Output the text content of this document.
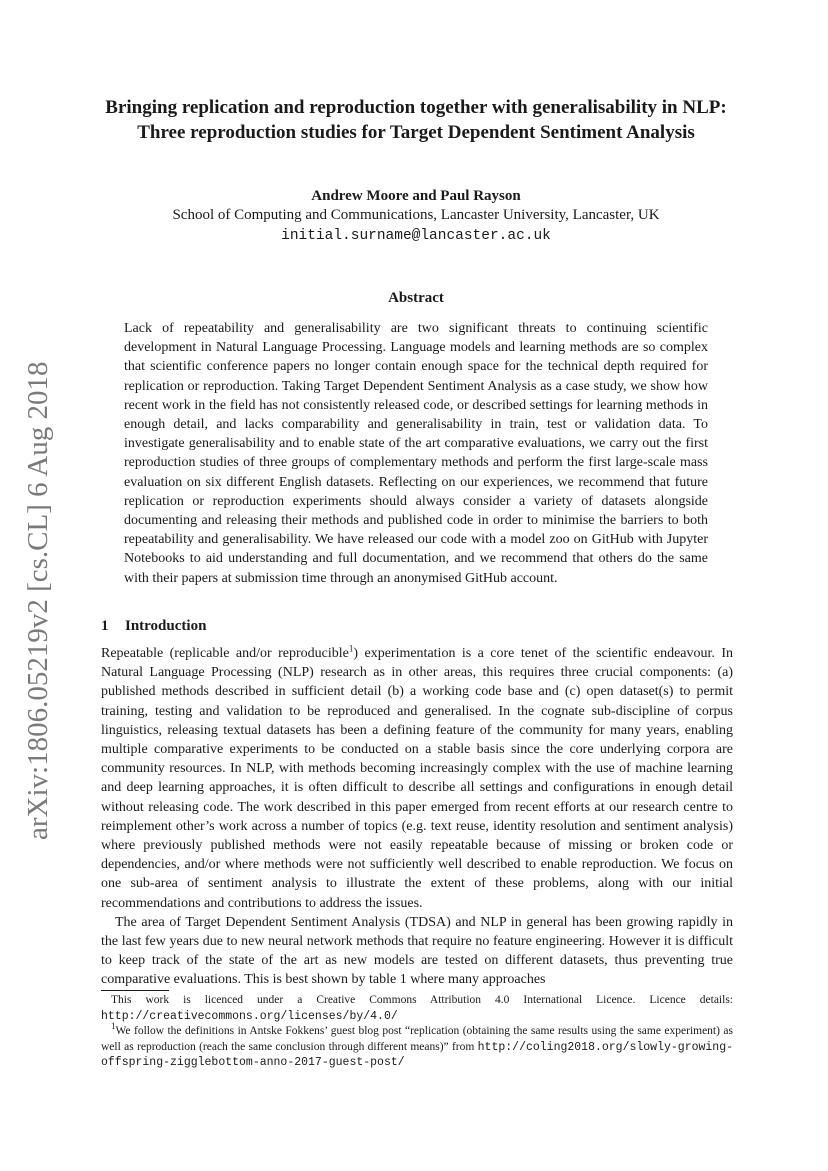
arXiv:1806.05219v2 [cs.CL] 6 Aug 2018
Bringing replication and reproduction together with generalisability in NLP: Three reproduction studies for Target Dependent Sentiment Analysis
Andrew Moore and Paul Rayson
School of Computing and Communications, Lancaster University, Lancaster, UK
initial.surname@lancaster.ac.uk
Abstract
Lack of repeatability and generalisability are two significant threats to continuing scientific development in Natural Language Processing. Language models and learning methods are so complex that scientific conference papers no longer contain enough space for the technical depth required for replication or reproduction. Taking Target Dependent Sentiment Analysis as a case study, we show how recent work in the field has not consistently released code, or described settings for learning methods in enough detail, and lacks comparability and generalisability in train, test or validation data. To investigate generalisability and to enable state of the art comparative evaluations, we carry out the first reproduction studies of three groups of complementary methods and perform the first large-scale mass evaluation on six different English datasets. Reflecting on our experiences, we recommend that future replication or reproduction experiments should always consider a variety of datasets alongside documenting and releasing their methods and published code in order to minimise the barriers to both repeatability and generalisability. We have released our code with a model zoo on GitHub with Jupyter Notebooks to aid understanding and full documentation, and we recommend that others do the same with their papers at submission time through an anonymised GitHub account.
1 Introduction

Repeatable (replicable and/or reproducible$^1$) experimentation is a core tenet of the scientific endeavour. In Natural Language Processing (NLP) research as in other areas, this requires three crucial components: (a) published methods described in sufficient detail (b) a working code base and (c) open dataset(s) to permit training, testing and validation to be reproduced and generalised. In the cognate sub-discipline of corpus linguistics, releasing textual datasets has been a defining feature of the community for many years, enabling multiple comparative experiments to be conducted on a stable basis since the core underlying corpora are community resources. In NLP, with methods becoming increasingly complex with the use of machine learning and deep learning approaches, it is often difficult to describe all settings and configurations in enough detail without releasing code. The work described in this paper emerged from recent efforts at our research centre to reimplement other’s work across a number of topics (e.g. text reuse, identity resolution and sentiment analysis) where previously published methods were not easily repeatable because of missing or broken code or dependencies, and/or where methods were not sufficiently well described to enable reproduction. We focus on one sub-area of sentiment analysis to illustrate the extent of these problems, along with our initial recommendations and contributions to address the issues.

The area of Target Dependent Sentiment Analysis (TDSA) and NLP in general has been growing rapidly in the last few years due to new neural network methods that require no feature engineering. However it is difficult to keep track of the state of the art as new models are tested on different datasets, thus preventing true comparative evaluations. This is best shown by table 1 where many approaches

This work is licenced under a Creative Commons Attribution 4.0 International Licence. Licence details: http://creativecommons.org/licenses/by/4.0/

$^1$We follow the definitions in Antske Fokkens’ guest blog post “replication (obtaining the same results using the same experiment) as well as reproduction (reach the same conclusion through different means)” from http://coling2018.org/slowly-growing-offspring-zigglebottom-anno-2017-guest-post/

= DIRECTION =
Of all the lines in the listing above, how many include "http"? Write only the number.

= SOLUTION FOR THIS TASK =
2